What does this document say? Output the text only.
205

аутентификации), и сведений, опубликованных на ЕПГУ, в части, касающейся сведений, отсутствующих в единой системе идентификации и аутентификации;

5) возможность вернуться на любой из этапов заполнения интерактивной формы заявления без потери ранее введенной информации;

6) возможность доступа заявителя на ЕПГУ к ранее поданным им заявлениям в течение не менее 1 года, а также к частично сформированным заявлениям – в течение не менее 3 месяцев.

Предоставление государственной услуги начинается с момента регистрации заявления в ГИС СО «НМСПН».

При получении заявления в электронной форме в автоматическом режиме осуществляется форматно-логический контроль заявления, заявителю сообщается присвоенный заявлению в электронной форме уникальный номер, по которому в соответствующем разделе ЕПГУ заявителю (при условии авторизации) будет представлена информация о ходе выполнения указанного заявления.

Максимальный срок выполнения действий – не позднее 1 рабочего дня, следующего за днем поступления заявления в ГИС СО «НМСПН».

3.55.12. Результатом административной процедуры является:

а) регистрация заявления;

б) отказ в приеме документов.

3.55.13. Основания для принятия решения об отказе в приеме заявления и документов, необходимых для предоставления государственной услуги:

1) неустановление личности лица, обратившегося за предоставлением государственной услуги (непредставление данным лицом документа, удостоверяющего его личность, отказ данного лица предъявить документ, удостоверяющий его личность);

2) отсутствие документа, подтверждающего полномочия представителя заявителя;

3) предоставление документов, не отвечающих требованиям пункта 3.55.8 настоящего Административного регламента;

○ ○ ○ ○ ○ ○ ○

▶ [INSTRUCTIONS FOR THE TASK]:
Above are the records; retype every one exactly.

▶ [RESPONSE TO THIS TASK]:
What does this document say? Output the text only.
205

аутентификации), и сведений, опубликованных на ЕПГУ, в части, касающейся сведений, отсутствующих в единой системе идентификации и аутентификации;

5) возможность вернуться на любой из этапов заполнения интерактивной формы заявления без потери ранее введенной информации;

6) возможность доступа заявителя на ЕПГУ к ранее поданным им заявлениям в течение не менее 1 года, а также к частично сформированным заявлениям – в течение не менее 3 месяцев.

Предоставление государственной услуги начинается с момента регистрации заявления в ГИС СО «НМСПН».

При получении заявления в электронной форме в автоматическом режиме осуществляется форматно-логический контроль заявления, заявителю сообщается присвоенный заявлению в электронной форме уникальный номер, по которому в соответствующем разделе ЕПГУ заявителю (при условии авторизации) будет представлена информация о ходе выполнения указанного заявления.

Максимальный срок выполнения действий – не позднее 1 рабочего дня, следующего за днем поступления заявления в ГИС СО «НМСПН».

3.55.12. Результатом административной процедуры является:

а) регистрация заявления;

б) отказ в приеме документов.

3.55.13. Основания для принятия решения об отказе в приеме заявления и документов, необходимых для предоставления государственной услуги:

1) неустановление личности лица, обратившегося за предоставлением государственной услуги (непредставление данным лицом документа, удостоверяющего его личность, отказ данного лица предъявить документ, удостоверяющий его личность);

2) отсутствие документа, подтверждающего полномочия представителя заявителя;

3) предоставление документов, не отвечающих требованиям пункта 3.55.8 настоящего Административного регламента;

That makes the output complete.